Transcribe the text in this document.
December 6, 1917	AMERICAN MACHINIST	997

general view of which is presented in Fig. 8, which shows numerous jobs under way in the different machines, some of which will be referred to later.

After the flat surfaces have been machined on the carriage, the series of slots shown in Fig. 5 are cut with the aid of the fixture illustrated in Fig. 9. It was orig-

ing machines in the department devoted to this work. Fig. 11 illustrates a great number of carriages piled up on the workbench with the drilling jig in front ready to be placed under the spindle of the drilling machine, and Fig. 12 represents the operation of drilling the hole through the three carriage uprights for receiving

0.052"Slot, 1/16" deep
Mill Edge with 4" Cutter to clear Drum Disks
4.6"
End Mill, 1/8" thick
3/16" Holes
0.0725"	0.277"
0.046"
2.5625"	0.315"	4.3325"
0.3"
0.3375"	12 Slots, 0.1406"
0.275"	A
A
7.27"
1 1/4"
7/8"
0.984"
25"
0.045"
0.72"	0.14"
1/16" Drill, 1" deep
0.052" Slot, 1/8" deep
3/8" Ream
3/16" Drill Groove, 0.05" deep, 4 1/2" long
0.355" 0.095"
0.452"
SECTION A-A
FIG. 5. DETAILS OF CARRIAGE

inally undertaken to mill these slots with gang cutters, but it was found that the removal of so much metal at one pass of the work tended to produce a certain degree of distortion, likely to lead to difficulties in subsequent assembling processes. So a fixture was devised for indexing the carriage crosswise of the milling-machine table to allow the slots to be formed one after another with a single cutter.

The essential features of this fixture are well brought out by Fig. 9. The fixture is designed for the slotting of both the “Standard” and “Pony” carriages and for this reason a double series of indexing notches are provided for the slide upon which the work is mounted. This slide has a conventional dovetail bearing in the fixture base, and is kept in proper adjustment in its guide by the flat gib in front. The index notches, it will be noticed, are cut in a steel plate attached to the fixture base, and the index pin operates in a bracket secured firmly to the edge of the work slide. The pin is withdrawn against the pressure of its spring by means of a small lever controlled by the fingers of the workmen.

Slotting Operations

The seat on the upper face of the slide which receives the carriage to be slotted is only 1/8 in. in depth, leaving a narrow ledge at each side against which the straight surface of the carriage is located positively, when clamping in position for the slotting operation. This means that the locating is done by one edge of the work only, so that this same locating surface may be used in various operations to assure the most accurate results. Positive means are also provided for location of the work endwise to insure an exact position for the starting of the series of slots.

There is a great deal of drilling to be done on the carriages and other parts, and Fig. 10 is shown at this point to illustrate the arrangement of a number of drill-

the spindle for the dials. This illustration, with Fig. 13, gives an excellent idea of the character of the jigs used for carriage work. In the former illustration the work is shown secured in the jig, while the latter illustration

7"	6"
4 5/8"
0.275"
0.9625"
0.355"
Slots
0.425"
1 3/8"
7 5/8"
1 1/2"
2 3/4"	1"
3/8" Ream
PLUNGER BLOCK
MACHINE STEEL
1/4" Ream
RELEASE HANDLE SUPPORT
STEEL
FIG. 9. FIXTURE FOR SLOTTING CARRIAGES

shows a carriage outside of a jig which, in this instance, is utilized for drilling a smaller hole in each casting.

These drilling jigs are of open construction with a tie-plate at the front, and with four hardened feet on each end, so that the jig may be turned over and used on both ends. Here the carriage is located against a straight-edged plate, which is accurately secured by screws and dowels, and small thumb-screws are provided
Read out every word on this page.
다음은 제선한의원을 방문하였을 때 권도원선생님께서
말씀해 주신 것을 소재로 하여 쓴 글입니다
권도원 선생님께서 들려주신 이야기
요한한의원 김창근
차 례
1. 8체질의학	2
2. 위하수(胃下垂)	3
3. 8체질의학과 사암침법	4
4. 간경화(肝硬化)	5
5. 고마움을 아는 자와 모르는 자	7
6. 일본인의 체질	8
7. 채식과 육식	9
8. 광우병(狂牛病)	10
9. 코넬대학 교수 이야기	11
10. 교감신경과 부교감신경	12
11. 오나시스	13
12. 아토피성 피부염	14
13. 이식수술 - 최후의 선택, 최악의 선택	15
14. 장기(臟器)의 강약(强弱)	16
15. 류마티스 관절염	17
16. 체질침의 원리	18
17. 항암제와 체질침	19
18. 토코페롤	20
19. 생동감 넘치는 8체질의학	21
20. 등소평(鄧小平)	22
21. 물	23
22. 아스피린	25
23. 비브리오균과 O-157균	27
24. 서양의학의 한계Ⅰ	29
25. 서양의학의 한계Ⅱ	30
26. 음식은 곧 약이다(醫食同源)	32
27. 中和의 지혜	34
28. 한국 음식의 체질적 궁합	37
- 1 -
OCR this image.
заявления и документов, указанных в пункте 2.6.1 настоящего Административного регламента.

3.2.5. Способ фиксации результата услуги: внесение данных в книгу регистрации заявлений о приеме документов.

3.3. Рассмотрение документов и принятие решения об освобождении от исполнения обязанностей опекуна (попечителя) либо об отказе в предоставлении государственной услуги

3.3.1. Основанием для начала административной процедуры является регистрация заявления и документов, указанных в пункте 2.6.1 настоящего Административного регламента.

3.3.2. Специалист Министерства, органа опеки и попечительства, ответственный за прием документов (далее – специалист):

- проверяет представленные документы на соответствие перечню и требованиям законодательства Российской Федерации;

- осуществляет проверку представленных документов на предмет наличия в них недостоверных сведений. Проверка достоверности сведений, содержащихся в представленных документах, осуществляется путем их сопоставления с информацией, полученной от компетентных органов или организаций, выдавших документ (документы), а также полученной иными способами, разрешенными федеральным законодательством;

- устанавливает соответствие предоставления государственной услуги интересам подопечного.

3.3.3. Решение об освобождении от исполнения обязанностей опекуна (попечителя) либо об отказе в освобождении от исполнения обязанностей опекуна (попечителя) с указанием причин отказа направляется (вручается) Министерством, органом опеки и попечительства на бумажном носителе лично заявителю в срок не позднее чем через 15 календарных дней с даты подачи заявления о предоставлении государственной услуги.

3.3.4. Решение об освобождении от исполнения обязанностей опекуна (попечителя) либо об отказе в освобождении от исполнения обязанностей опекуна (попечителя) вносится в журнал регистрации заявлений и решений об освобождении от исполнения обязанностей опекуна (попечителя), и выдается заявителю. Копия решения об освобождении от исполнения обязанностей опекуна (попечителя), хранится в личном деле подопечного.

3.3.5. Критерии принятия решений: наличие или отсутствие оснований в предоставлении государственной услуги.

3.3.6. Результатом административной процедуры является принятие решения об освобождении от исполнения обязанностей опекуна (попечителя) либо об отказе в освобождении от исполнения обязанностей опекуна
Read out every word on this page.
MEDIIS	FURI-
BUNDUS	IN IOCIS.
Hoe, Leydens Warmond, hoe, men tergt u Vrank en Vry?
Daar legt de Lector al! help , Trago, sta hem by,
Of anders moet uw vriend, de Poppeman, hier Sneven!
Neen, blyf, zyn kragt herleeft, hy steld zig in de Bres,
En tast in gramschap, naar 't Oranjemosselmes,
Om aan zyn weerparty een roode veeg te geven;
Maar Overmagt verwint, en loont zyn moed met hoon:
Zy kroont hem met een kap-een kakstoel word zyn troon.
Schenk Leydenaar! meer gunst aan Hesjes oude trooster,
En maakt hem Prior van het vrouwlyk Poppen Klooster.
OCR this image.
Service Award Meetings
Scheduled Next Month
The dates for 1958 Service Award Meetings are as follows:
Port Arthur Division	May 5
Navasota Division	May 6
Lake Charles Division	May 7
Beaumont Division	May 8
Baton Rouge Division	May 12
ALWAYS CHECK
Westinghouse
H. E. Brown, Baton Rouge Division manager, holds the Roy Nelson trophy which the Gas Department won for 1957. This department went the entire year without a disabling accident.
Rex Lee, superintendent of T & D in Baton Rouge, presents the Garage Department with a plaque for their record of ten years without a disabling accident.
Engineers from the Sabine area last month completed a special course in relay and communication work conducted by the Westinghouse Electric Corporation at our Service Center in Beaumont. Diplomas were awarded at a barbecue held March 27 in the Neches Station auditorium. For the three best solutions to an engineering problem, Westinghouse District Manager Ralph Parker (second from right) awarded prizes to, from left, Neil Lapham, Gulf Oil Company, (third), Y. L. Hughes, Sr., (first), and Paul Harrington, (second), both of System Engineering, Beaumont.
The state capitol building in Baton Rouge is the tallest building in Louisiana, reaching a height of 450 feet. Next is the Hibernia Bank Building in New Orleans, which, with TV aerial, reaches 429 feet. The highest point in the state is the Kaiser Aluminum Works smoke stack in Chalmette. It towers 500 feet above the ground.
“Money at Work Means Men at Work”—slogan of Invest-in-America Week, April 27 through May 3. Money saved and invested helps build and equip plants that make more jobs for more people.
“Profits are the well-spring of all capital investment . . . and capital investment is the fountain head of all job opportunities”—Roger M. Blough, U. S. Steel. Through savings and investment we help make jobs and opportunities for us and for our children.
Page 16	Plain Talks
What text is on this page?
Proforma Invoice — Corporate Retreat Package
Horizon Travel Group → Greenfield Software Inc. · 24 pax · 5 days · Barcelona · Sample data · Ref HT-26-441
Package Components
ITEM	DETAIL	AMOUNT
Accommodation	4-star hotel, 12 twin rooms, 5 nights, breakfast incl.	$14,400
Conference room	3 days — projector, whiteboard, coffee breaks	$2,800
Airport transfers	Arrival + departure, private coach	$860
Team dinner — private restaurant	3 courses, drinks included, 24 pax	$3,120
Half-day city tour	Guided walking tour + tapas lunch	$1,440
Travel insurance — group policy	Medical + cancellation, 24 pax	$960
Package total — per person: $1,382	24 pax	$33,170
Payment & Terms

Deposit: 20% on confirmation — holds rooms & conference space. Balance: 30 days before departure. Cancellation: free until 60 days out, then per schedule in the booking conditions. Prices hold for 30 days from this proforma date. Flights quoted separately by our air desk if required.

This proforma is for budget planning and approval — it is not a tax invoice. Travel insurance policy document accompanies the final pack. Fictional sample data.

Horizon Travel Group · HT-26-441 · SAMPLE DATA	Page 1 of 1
* * *
### TASK DESCRIPTION
In the material above, find each line that contains the word "jobs", and select it.

### CORRECT ANSWER
general view of which is presented in Fig. 8, which shows numerous jobs under way in the different machines, some of which will be referred to later.
“Money at Work Means Men at Work”—slogan of Invest-in-America Week, April 27 through May 3. Money saved and invested helps build and equip plants that make more jobs for more people.
“Profits are the well-spring of all capital investment . . . and capital investment is the fountain head of all job opportunities”—Roger M. Blough, U. S. Steel. Through savings and investment we help make jobs and opportunities for us and for our children.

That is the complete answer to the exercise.